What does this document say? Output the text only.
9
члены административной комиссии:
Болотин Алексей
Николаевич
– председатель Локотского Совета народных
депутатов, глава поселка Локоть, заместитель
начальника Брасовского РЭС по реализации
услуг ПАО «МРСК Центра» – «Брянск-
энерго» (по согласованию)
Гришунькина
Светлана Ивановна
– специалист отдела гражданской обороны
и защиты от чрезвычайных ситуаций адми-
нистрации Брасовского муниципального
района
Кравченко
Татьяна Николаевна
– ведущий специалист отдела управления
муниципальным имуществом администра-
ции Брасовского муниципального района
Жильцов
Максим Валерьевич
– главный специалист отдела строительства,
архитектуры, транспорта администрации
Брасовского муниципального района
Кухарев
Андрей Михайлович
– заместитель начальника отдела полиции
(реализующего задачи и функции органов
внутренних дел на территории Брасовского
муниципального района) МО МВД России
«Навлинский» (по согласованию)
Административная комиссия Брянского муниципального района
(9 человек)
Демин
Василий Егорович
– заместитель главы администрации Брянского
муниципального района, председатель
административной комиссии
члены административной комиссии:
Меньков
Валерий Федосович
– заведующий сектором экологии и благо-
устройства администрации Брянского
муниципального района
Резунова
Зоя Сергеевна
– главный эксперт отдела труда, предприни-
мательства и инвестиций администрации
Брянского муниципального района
● ● ●
▸ **THE PROBLEM**: Without omitting anything, output the entries exactly.

▸ **OUTPUT FOR THIS TASK**:
What does this document say? Output the text only.
9
члены административной комиссии:
Болотин Алексей
Николаевич
– председатель Локотского Совета народных
депутатов, глава поселка Локоть, заместитель
начальника Брасовского РЭС по реализации
услуг ПАО «МРСК Центра» – «Брянск-
энерго» (по согласованию)
Гришунькина
Светлана Ивановна
– специалист отдела гражданской обороны
и защиты от чрезвычайных ситуаций адми-
нистрации Брасовского муниципального
района
Кравченко
Татьяна Николаевна
– ведущий специалист отдела управления
муниципальным имуществом администра-
ции Брасовского муниципального района
Жильцов
Максим Валерьевич
– главный специалист отдела строительства,
архитектуры, транспорта администрации
Брасовского муниципального района
Кухарев
Андрей Михайлович
– заместитель начальника отдела полиции
(реализующего задачи и функции органов
внутренних дел на территории Брасовского
муниципального района) МО МВД России
«Навлинский» (по согласованию)
Административная комиссия Брянского муниципального района
(9 человек)
Демин
Василий Егорович
– заместитель главы администрации Брянского
муниципального района, председатель
административной комиссии
члены административной комиссии:
Меньков
Валерий Федосович
– заведующий сектором экологии и благо-
устройства администрации Брянского
муниципального района
Резунова
Зоя Сергеевна
– главный эксперт отдела труда, предприни-
мательства и инвестиций администрации
Брянского муниципального района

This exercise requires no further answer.